[start Data provided]

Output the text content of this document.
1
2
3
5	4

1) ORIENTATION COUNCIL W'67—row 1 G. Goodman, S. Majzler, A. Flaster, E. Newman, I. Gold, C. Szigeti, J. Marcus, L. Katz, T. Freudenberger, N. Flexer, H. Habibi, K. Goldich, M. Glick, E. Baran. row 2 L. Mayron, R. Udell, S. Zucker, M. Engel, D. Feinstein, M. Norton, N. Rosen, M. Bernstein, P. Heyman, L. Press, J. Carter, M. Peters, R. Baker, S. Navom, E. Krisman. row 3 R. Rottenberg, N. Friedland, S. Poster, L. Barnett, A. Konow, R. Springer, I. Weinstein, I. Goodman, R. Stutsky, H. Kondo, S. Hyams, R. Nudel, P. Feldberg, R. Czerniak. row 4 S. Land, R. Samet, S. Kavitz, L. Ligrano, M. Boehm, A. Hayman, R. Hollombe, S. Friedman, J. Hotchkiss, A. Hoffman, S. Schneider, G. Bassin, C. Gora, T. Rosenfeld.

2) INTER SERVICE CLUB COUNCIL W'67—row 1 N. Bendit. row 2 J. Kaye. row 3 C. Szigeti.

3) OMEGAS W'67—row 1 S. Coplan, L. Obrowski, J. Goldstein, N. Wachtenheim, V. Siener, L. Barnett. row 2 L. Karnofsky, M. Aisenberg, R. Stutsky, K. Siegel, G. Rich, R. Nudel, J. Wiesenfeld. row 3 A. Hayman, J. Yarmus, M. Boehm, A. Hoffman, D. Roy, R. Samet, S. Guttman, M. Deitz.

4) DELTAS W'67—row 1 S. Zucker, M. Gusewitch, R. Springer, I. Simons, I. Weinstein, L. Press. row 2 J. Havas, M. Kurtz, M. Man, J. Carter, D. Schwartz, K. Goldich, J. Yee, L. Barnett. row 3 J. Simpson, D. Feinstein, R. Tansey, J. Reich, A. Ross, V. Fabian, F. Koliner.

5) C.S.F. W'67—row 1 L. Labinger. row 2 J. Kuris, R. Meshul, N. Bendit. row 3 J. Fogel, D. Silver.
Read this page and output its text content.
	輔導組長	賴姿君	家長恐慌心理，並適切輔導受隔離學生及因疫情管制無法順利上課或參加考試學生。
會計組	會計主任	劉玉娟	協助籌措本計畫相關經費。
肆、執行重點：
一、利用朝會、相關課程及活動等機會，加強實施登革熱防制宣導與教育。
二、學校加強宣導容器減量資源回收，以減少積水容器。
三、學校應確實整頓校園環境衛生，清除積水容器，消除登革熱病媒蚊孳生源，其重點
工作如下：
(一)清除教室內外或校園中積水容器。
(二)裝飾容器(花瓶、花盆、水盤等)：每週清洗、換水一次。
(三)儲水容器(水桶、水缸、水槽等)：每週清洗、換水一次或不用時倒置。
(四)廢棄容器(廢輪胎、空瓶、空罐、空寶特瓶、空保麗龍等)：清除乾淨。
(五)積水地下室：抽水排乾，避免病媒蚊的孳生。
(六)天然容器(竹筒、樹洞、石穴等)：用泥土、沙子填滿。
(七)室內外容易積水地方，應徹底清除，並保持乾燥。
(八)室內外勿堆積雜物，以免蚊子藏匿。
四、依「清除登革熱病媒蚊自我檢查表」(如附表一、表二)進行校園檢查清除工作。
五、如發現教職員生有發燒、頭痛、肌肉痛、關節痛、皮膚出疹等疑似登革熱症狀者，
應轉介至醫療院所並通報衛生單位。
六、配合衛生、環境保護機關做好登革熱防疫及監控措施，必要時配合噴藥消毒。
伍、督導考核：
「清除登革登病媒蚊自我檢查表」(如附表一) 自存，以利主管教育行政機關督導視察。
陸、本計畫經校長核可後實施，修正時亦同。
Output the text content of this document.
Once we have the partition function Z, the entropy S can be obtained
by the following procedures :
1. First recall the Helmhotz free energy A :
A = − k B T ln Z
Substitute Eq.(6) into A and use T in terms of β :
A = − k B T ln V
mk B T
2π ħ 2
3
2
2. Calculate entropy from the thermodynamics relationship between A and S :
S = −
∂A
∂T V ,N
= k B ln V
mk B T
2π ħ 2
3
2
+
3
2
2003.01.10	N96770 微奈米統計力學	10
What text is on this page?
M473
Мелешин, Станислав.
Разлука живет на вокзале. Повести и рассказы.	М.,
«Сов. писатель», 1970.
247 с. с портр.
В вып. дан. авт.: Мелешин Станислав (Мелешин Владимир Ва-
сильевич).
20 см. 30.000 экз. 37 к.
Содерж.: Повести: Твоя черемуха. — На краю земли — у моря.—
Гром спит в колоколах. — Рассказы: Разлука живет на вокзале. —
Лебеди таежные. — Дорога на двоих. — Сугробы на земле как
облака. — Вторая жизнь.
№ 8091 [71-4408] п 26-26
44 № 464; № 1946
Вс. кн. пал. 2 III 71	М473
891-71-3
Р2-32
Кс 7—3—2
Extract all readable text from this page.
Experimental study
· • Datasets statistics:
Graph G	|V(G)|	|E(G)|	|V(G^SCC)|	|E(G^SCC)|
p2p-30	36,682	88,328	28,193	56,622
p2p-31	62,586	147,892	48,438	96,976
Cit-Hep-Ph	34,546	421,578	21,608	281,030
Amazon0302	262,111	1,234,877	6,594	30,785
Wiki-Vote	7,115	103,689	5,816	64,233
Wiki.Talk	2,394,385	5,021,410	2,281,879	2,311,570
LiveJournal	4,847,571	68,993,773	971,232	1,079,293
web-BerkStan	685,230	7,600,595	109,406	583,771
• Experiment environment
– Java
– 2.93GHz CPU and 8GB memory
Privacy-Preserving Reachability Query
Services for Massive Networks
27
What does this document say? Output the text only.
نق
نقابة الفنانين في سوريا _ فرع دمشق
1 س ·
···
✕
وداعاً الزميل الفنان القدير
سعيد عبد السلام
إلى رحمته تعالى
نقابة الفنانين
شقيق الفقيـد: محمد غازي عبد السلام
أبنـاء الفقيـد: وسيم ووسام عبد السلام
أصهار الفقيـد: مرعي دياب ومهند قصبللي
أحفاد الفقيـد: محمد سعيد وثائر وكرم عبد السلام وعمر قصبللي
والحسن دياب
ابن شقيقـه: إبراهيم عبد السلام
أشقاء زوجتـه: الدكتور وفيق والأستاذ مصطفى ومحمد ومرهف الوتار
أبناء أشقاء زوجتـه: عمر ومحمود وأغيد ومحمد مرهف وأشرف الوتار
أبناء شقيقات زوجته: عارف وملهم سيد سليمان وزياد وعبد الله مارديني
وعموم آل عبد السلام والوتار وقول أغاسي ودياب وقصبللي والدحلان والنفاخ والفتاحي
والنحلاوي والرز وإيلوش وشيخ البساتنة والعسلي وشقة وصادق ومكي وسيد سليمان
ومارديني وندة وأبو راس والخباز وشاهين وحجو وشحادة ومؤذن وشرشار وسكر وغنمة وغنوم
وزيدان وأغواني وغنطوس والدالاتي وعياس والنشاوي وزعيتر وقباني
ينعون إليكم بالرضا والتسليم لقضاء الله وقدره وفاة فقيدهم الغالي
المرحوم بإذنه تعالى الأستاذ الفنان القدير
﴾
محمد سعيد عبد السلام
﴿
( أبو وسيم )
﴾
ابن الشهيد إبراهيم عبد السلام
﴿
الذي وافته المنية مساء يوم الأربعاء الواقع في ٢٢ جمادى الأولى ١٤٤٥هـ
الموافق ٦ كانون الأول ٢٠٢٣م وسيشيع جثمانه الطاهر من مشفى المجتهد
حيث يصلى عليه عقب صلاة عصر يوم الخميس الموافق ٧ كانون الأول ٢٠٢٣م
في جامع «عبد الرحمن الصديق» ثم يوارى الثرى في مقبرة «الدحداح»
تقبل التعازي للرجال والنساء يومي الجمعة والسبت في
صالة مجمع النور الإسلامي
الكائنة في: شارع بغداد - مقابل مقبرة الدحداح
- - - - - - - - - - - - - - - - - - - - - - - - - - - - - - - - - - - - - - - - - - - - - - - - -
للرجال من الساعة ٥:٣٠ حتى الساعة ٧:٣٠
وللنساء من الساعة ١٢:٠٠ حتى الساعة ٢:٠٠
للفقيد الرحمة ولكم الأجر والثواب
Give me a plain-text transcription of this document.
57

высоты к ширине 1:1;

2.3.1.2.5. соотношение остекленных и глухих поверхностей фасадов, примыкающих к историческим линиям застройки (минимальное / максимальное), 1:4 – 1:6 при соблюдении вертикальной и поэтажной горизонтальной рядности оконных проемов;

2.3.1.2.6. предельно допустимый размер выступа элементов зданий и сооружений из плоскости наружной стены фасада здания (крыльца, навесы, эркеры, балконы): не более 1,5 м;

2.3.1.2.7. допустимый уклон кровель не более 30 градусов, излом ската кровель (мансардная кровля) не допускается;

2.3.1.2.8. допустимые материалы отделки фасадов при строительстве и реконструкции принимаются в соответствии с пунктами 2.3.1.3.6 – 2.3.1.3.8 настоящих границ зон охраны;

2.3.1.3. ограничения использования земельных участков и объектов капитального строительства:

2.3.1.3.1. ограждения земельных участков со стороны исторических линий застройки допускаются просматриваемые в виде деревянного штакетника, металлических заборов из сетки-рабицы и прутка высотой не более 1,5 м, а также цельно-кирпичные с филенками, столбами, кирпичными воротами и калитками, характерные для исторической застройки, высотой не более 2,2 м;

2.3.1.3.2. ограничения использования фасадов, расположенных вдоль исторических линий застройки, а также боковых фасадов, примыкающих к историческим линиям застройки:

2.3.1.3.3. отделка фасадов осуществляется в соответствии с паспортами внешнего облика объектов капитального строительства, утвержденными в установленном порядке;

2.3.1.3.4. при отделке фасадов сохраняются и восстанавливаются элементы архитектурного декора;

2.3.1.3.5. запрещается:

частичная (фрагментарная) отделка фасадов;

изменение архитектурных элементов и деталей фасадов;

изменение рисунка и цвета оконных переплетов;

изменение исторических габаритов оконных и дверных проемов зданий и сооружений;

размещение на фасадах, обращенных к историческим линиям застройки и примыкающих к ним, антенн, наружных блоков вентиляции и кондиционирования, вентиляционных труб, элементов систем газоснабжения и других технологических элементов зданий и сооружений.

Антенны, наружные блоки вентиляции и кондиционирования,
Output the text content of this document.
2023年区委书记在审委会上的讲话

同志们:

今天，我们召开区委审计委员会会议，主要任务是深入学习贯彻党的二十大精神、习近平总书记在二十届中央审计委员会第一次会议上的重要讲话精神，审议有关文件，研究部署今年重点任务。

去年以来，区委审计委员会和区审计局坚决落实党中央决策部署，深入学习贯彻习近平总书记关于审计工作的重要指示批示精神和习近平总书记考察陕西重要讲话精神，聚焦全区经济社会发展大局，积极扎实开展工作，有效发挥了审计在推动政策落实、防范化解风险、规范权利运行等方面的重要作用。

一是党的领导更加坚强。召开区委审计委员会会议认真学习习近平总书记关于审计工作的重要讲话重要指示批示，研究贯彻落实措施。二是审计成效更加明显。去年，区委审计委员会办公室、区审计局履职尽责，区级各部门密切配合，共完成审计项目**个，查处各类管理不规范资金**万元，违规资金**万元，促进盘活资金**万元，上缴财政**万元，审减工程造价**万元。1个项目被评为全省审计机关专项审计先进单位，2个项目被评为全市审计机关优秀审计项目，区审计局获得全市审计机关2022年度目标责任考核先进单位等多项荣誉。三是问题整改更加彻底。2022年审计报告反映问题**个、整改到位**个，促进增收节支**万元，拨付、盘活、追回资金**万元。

[end Data provided]

What is being asked :: Look through the entries above. Extract each line with the word "سليمان".

Full output ::
أبناء شقيقات زوجته: عارف وملهم سيد سليمان وزياد وعبد الله مارديني
والنحلاوي والرز وإيلوش وشيخ البساتنة والعسلي وشقة وصادق ومكي وسيد سليمان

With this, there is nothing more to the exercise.